Provide the number of lines where the word "ylabel" occurs, and no other text.
══ Material
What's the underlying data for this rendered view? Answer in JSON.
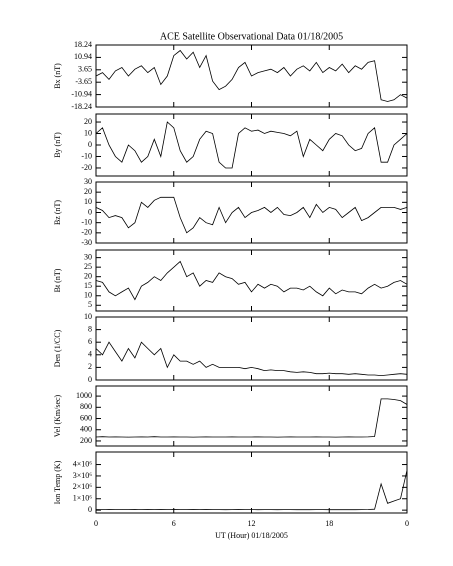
{
  "chart_data": [
    {
      "type": "line",
      "title": "ACE Satellite Observational Data   01/18/2005",
      "ylabel": "Bx (nT)",
      "ylim": [
        -18.24,
        18.24
      ],
      "yticks": [
        18.24,
        10.94,
        3.65,
        -3.65,
        -10.94,
        -18.24
      ],
      "x": [
        0,
        0.5,
        1,
        1.5,
        2,
        2.5,
        3,
        3.5,
        4,
        4.5,
        5,
        5.5,
        6,
        6.5,
        7,
        7.5,
        8,
        8.5,
        9,
        9.5,
        10,
        10.5,
        11,
        11.5,
        12,
        12.5,
        13,
        13.5,
        14,
        14.5,
        15,
        15.5,
        16,
        16.5,
        17,
        17.5,
        18,
        18.5,
        19,
        19.5,
        20,
        20.5,
        21,
        21.5,
        22,
        22.5,
        23,
        23.5,
        24
      ],
      "values": [
        0,
        2,
        -2,
        3,
        5,
        0,
        4,
        6,
        2,
        5,
        -5,
        0,
        12,
        15,
        10,
        14,
        5,
        12,
        -3,
        -8,
        -6,
        -2,
        5,
        8,
        0,
        2,
        3,
        4,
        2,
        5,
        0,
        4,
        6,
        3,
        8,
        2,
        5,
        3,
        7,
        2,
        6,
        4,
        8,
        9,
        -14,
        -15,
        -14,
        -11,
        -13
      ]
    },
    {
      "type": "line",
      "ylabel": "By (nT)",
      "ylim": [
        -27,
        27
      ],
      "yticks": [
        20,
        10,
        0,
        -10,
        -20
      ],
      "x": [
        0,
        0.5,
        1,
        1.5,
        2,
        2.5,
        3,
        3.5,
        4,
        4.5,
        5,
        5.5,
        6,
        6.5,
        7,
        7.5,
        8,
        8.5,
        9,
        9.5,
        10,
        10.5,
        11,
        11.5,
        12,
        12.5,
        13,
        13.5,
        14,
        14.5,
        15,
        15.5,
        16,
        16.5,
        17,
        17.5,
        18,
        18.5,
        19,
        19.5,
        20,
        20.5,
        21,
        21.5,
        22,
        22.5,
        23,
        23.5,
        24
      ],
      "values": [
        10,
        15,
        0,
        -10,
        -15,
        0,
        -5,
        -15,
        -10,
        5,
        -10,
        20,
        15,
        -5,
        -15,
        -10,
        5,
        12,
        10,
        -15,
        -20,
        -20,
        10,
        15,
        12,
        13,
        10,
        12,
        11,
        10,
        8,
        12,
        -10,
        5,
        0,
        -5,
        5,
        10,
        8,
        0,
        -5,
        -3,
        10,
        15,
        -15,
        -15,
        0,
        5,
        10
      ]
    },
    {
      "type": "line",
      "ylabel": "Bz (nT)",
      "ylim": [
        -30,
        30
      ],
      "yticks": [
        30,
        20,
        10,
        0,
        -10,
        -20,
        -30
      ],
      "x": [
        0,
        0.5,
        1,
        1.5,
        2,
        2.5,
        3,
        3.5,
        4,
        4.5,
        5,
        5.5,
        6,
        6.5,
        7,
        7.5,
        8,
        8.5,
        9,
        9.5,
        10,
        10.5,
        11,
        11.5,
        12,
        12.5,
        13,
        13.5,
        14,
        14.5,
        15,
        15.5,
        16,
        16.5,
        17,
        17.5,
        18,
        18.5,
        19,
        19.5,
        20,
        20.5,
        21,
        21.5,
        22,
        22.5,
        23,
        23.5,
        24
      ],
      "values": [
        5,
        2,
        -5,
        -3,
        -5,
        -15,
        -10,
        10,
        5,
        12,
        15,
        15,
        15,
        -5,
        -20,
        -15,
        -5,
        -10,
        -12,
        5,
        -10,
        0,
        5,
        -5,
        0,
        2,
        5,
        0,
        5,
        -2,
        -3,
        0,
        5,
        -5,
        8,
        0,
        5,
        3,
        -5,
        0,
        5,
        -8,
        -5,
        0,
        5,
        5,
        5,
        3,
        5
      ]
    },
    {
      "type": "line",
      "ylabel": "Bt (nT)",
      "ylim": [
        2,
        34
      ],
      "yticks": [
        30,
        25,
        20,
        15,
        10,
        5
      ],
      "x": [
        0,
        0.5,
        1,
        1.5,
        2,
        2.5,
        3,
        3.5,
        4,
        4.5,
        5,
        5.5,
        6,
        6.5,
        7,
        7.5,
        8,
        8.5,
        9,
        9.5,
        10,
        10.5,
        11,
        11.5,
        12,
        12.5,
        13,
        13.5,
        14,
        14.5,
        15,
        15.5,
        16,
        16.5,
        17,
        17.5,
        18,
        18.5,
        19,
        19.5,
        20,
        20.5,
        21,
        21.5,
        22,
        22.5,
        23,
        23.5,
        24
      ],
      "values": [
        18,
        17,
        12,
        10,
        12,
        14,
        8,
        15,
        17,
        20,
        18,
        22,
        25,
        28,
        20,
        22,
        15,
        18,
        17,
        22,
        20,
        19,
        16,
        17,
        12,
        16,
        14,
        16,
        15,
        12,
        14,
        14,
        13,
        15,
        12,
        10,
        14,
        11,
        13,
        12,
        12,
        11,
        14,
        16,
        14,
        15,
        17,
        18,
        16
      ]
    },
    {
      "type": "line",
      "ylabel": "Den (1/CC)",
      "ylim": [
        0,
        10
      ],
      "yticks": [
        10,
        8,
        6,
        4,
        2,
        0
      ],
      "x": [
        0,
        0.5,
        1,
        1.5,
        2,
        2.5,
        3,
        3.5,
        4,
        4.5,
        5,
        5.5,
        6,
        6.5,
        7,
        7.5,
        8,
        8.5,
        9,
        9.5,
        10,
        10.5,
        11,
        11.5,
        12,
        12.5,
        13,
        13.5,
        14,
        14.5,
        15,
        15.5,
        16,
        16.5,
        17,
        17.5,
        18,
        18.5,
        19,
        19.5,
        20,
        20.5,
        21,
        21.5,
        22,
        22.5,
        23,
        23.5,
        24
      ],
      "values": [
        5,
        4,
        6,
        4.5,
        3,
        5,
        3.5,
        6,
        5,
        4,
        5,
        2,
        4,
        3,
        3,
        2.5,
        3,
        2,
        2.5,
        2,
        2,
        2,
        2,
        1.8,
        2,
        1.8,
        1.5,
        1.6,
        1.5,
        1.5,
        1.3,
        1.2,
        1.3,
        1.2,
        1,
        1,
        1.1,
        1,
        1,
        0.9,
        1,
        0.9,
        0.8,
        0.8,
        0.7,
        0.8,
        0.9,
        1,
        0.9
      ]
    },
    {
      "type": "line",
      "ylabel": "Vel (Km/sec)",
      "ylim": [
        110,
        1180
      ],
      "yticks": [
        1000,
        800,
        600,
        400,
        200
      ],
      "x": [
        0,
        0.5,
        1,
        1.5,
        2,
        2.5,
        3,
        3.5,
        4,
        4.5,
        5,
        5.5,
        6,
        6.5,
        7,
        7.5,
        8,
        8.5,
        9,
        9.5,
        10,
        10.5,
        11,
        11.5,
        12,
        12.5,
        13,
        13.5,
        14,
        14.5,
        15,
        15.5,
        16,
        16.5,
        17,
        17.5,
        18,
        18.5,
        19,
        19.5,
        20,
        20.5,
        21,
        21.5,
        22,
        22.5,
        23,
        23.5,
        24
      ],
      "values": [
        270,
        275,
        270,
        272,
        270,
        268,
        270,
        272,
        270,
        275,
        270,
        270,
        272,
        270,
        270,
        268,
        270,
        272,
        270,
        270,
        270,
        272,
        270,
        270,
        270,
        272,
        270,
        270,
        268,
        270,
        272,
        270,
        270,
        270,
        272,
        270,
        270,
        268,
        270,
        272,
        270,
        270,
        272,
        280,
        950,
        950,
        940,
        920,
        850
      ]
    },
    {
      "type": "line",
      "ylabel": "Ion Temp (K)",
      "xlabel": "UT (Hour)  01/18/2005",
      "ylim": [
        -250000,
        5100000
      ],
      "yticks": [
        {
          "value": 4000000,
          "label": "4×10⁶"
        },
        {
          "value": 3000000,
          "label": "3×10⁶"
        },
        {
          "value": 2000000,
          "label": "2×10⁶"
        },
        {
          "value": 1000000,
          "label": "1×10⁶"
        },
        0
      ],
      "xlim": [
        0,
        24
      ],
      "xticks": [
        0,
        6,
        12,
        18,
        {
          "value": 24,
          "label": "0"
        }
      ],
      "x": [
        0,
        0.5,
        1,
        1.5,
        2,
        2.5,
        3,
        3.5,
        4,
        4.5,
        5,
        5.5,
        6,
        6.5,
        7,
        7.5,
        8,
        8.5,
        9,
        9.5,
        10,
        10.5,
        11,
        11.5,
        12,
        12.5,
        13,
        13.5,
        14,
        14.5,
        15,
        15.5,
        16,
        16.5,
        17,
        17.5,
        18,
        18.5,
        19,
        19.5,
        20,
        20.5,
        21,
        21.5,
        22,
        22.5,
        23,
        23.5,
        24
      ],
      "values": [
        60000,
        50000,
        70000,
        60000,
        50000,
        60000,
        70000,
        50000,
        60000,
        50000,
        60000,
        50000,
        70000,
        60000,
        50000,
        60000,
        50000,
        60000,
        50000,
        50000,
        40000,
        50000,
        60000,
        50000,
        50000,
        40000,
        50000,
        50000,
        40000,
        50000,
        50000,
        40000,
        50000,
        40000,
        50000,
        50000,
        40000,
        50000,
        40000,
        50000,
        40000,
        50000,
        60000,
        80000,
        2300000,
        600000,
        800000,
        1000000,
        3500000
      ]
    }
  ]
}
════
*Completed exercise*
7